> WHAT IS EXPECTED
Can you transcribe the data exactly? Leave the pictures out.
-- START SUPPLIED MATERIAL --
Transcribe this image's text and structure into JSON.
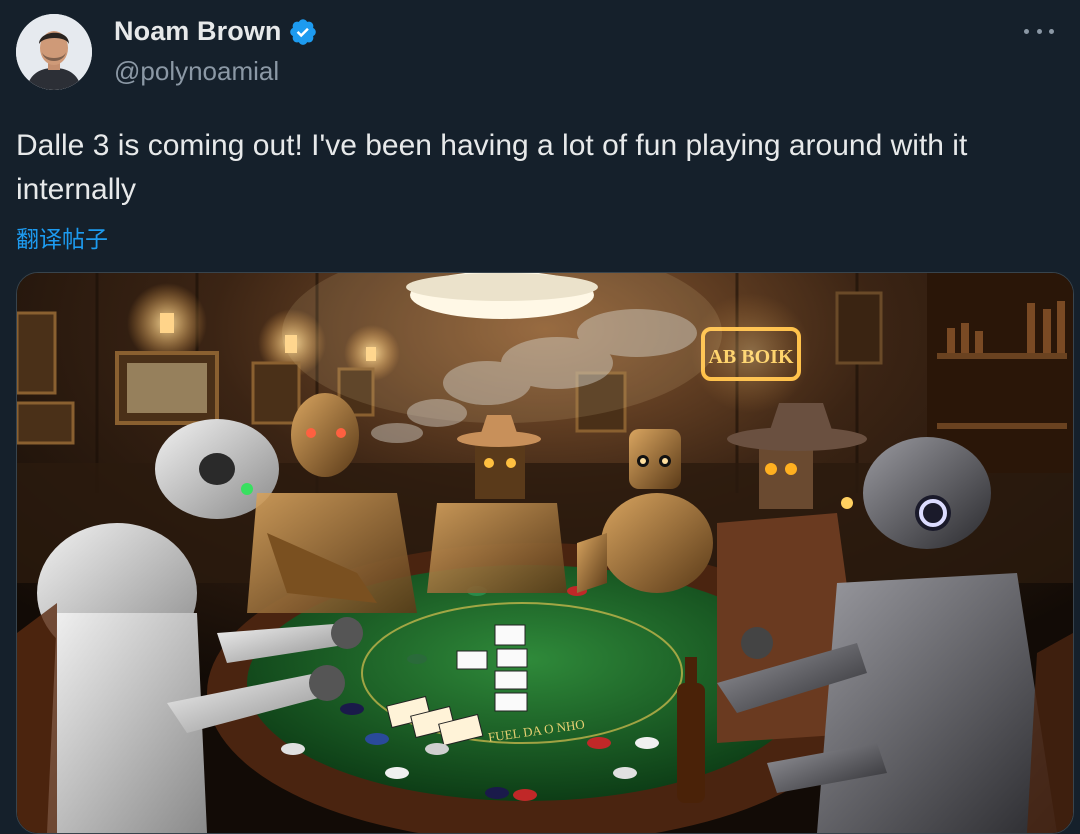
{
  "author": {
    "display_name": "Noam Brown",
    "handle": "@polynoamial",
    "verified": true,
    "avatar_icon": "person-avatar"
  },
  "tweet": {
    "text": "Dalle 3 is coming out! I've been having a lot of fun playing around with it internally",
    "translate_label": "翻译帖子"
  },
  "media": {
    "sign_text": "AB BOIK",
    "felt_text": "FUEL DA O NHO"
  },
  "icons": {
    "more": "more-horizontal-icon",
    "verified": "verified-badge-icon"
  },
  "colors": {
    "background": "#15202b",
    "text": "#e7e9ea",
    "secondary": "#8b98a5",
    "accent": "#1d9bf0"
  }
}
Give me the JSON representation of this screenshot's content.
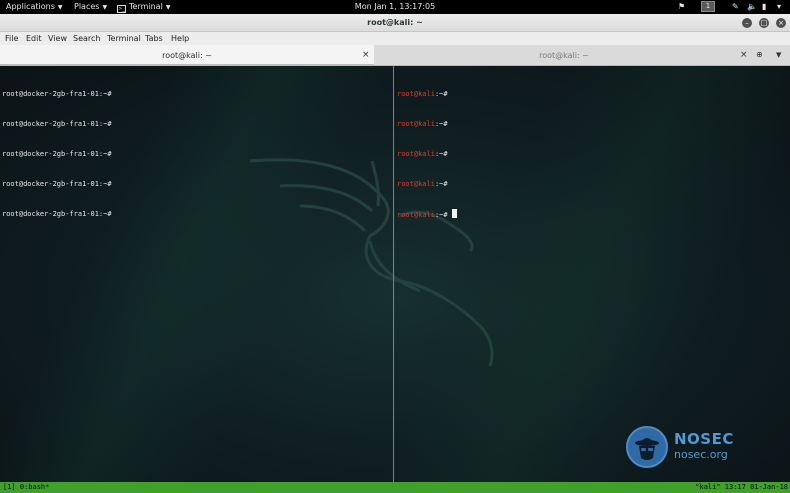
{
  "topbar": {
    "applications": "Applications",
    "places": "Places",
    "terminal": "Terminal",
    "clock": "Mon Jan  1, 13:17:05",
    "workspace": "1"
  },
  "window": {
    "title": "root@kali: ~"
  },
  "menubar": [
    "File",
    "Edit",
    "View",
    "Search",
    "Terminal",
    "Tabs",
    "Help"
  ],
  "tabs": [
    {
      "label": "root@kali: ~",
      "active": true
    },
    {
      "label": "root@kali: ~",
      "active": false
    }
  ],
  "left_pane": {
    "lines": [
      "root@docker-2gb-fra1-01:~#",
      "root@docker-2gb-fra1-01:~#",
      "root@docker-2gb-fra1-01:~#",
      "root@docker-2gb-fra1-01:~#",
      "root@docker-2gb-fra1-01:~#"
    ]
  },
  "right_pane": {
    "lines": [
      {
        "user": "root@kali",
        "rest": ":~#"
      },
      {
        "user": "root@kali",
        "rest": ":~#"
      },
      {
        "user": "root@kali",
        "rest": ":~#"
      },
      {
        "user": "root@kali",
        "rest": ":~#"
      },
      {
        "user": "root@kali",
        "rest": ":~#"
      }
    ]
  },
  "watermark": {
    "title": "NOSEC",
    "subtitle": "nosec.org"
  },
  "status": {
    "left": "[1] 0:bash*",
    "right": "\"kali\" 13:17 01-Jan-18"
  },
  "colors": {
    "prompt_user": "#e23a2a",
    "status_bar": "#3fa12a",
    "watermark": "#4f9ad8"
  }
}
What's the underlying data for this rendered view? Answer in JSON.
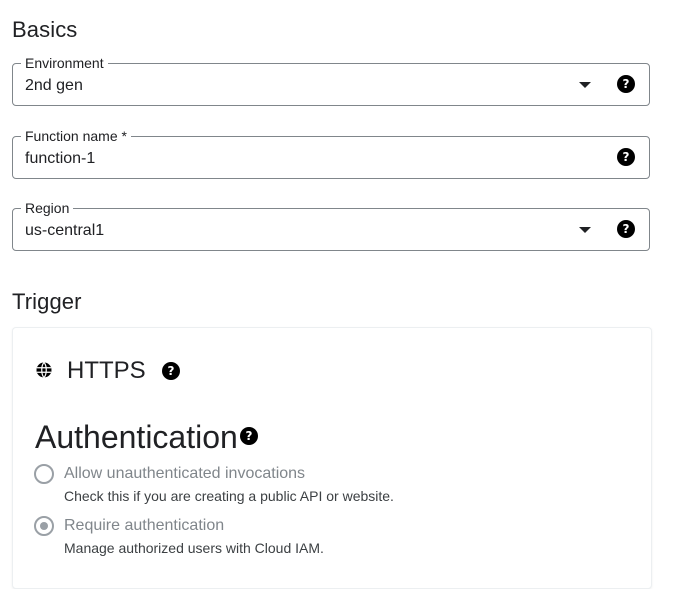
{
  "basics": {
    "title": "Basics",
    "environment": {
      "label": "Environment",
      "value": "2nd gen",
      "help_icon": "help-icon"
    },
    "function_name": {
      "label": "Function name *",
      "value": "function-1",
      "help_icon": "help-icon"
    },
    "region": {
      "label": "Region",
      "value": "us-central1",
      "help_icon": "help-icon"
    }
  },
  "trigger": {
    "title": "Trigger",
    "type_label": "HTTPS",
    "type_icon": "globe-icon",
    "authentication": {
      "title": "Authentication",
      "options": [
        {
          "label": "Allow unauthenticated invocations",
          "help": "Check this if you are creating a public API or website.",
          "selected": false
        },
        {
          "label": "Require authentication",
          "help": "Manage authorized users with Cloud IAM.",
          "selected": true
        }
      ]
    }
  },
  "colors": {
    "border": "#80868b",
    "text": "#202124",
    "disabled_text": "#80868b"
  }
}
-- END SUPPLIED MATERIAL --
> OUTPUT OF THE TASK
Transcribe this image's text and structure into JSON.
{
  "author": {
    "display_name": "Noam Brown",
    "handle": "@polynoamial",
    "verified": true,
    "avatar_icon": "person-avatar"
  },
  "tweet": {
    "text": "Dalle 3 is coming out! I've been having a lot of fun playing around with it internally",
    "translate_label": "翻译帖子"
  },
  "media": {
    "sign_text": "AB BOIK",
    "felt_text": "FUEL DA O NHO"
  },
  "icons": {
    "more": "more-horizontal-icon",
    "verified": "verified-badge-icon"
  },
  "colors": {
    "background": "#15202b",
    "text": "#e7e9ea",
    "secondary": "#8b98a5",
    "accent": "#1d9bf0"
  }
}
Give me the JSON representation of this screenshot's content.
{
  "topbar": {
    "applications": "Applications",
    "places": "Places",
    "terminal": "Terminal",
    "clock": "Mon Jan  1, 13:17:05",
    "workspace": "1"
  },
  "window": {
    "title": "root@kali: ~"
  },
  "menubar": [
    "File",
    "Edit",
    "View",
    "Search",
    "Terminal",
    "Tabs",
    "Help"
  ],
  "tabs": [
    {
      "label": "root@kali: ~",
      "active": true
    },
    {
      "label": "root@kali: ~",
      "active": false
    }
  ],
  "left_pane": {
    "lines": [
      "root@docker-2gb-fra1-01:~#",
      "root@docker-2gb-fra1-01:~#",
      "root@docker-2gb-fra1-01:~#",
      "root@docker-2gb-fra1-01:~#",
      "root@docker-2gb-fra1-01:~#"
    ]
  },
  "right_pane": {
    "lines": [
      {
        "user": "root@kali",
        "rest": ":~#"
      },
      {
        "user": "root@kali",
        "rest": ":~#"
      },
      {
        "user": "root@kali",
        "rest": ":~#"
      },
      {
        "user": "root@kali",
        "rest": ":~#"
      },
      {
        "user": "root@kali",
        "rest": ":~#"
      }
    ]
  },
  "watermark": {
    "title": "NOSEC",
    "subtitle": "nosec.org"
  },
  "status": {
    "left": "[1] 0:bash*",
    "right": "\"kali\" 13:17 01-Jan-18"
  },
  "colors": {
    "prompt_user": "#e23a2a",
    "status_bar": "#3fa12a",
    "watermark": "#4f9ad8"
  }
}
What's the underlying data for this rendered view? Answer in JSON.
{
  "basics": {
    "title": "Basics",
    "environment": {
      "label": "Environment",
      "value": "2nd gen",
      "help_icon": "help-icon"
    },
    "function_name": {
      "label": "Function name *",
      "value": "function-1",
      "help_icon": "help-icon"
    },
    "region": {
      "label": "Region",
      "value": "us-central1",
      "help_icon": "help-icon"
    }
  },
  "trigger": {
    "title": "Trigger",
    "type_label": "HTTPS",
    "type_icon": "globe-icon",
    "authentication": {
      "title": "Authentication",
      "options": [
        {
          "label": "Allow unauthenticated invocations",
          "help": "Check this if you are creating a public API or website.",
          "selected": false
        },
        {
          "label": "Require authentication",
          "help": "Manage authorized users with Cloud IAM.",
          "selected": true
        }
      ]
    }
  },
  "colors": {
    "border": "#80868b",
    "text": "#202124",
    "disabled_text": "#80868b"
  }
}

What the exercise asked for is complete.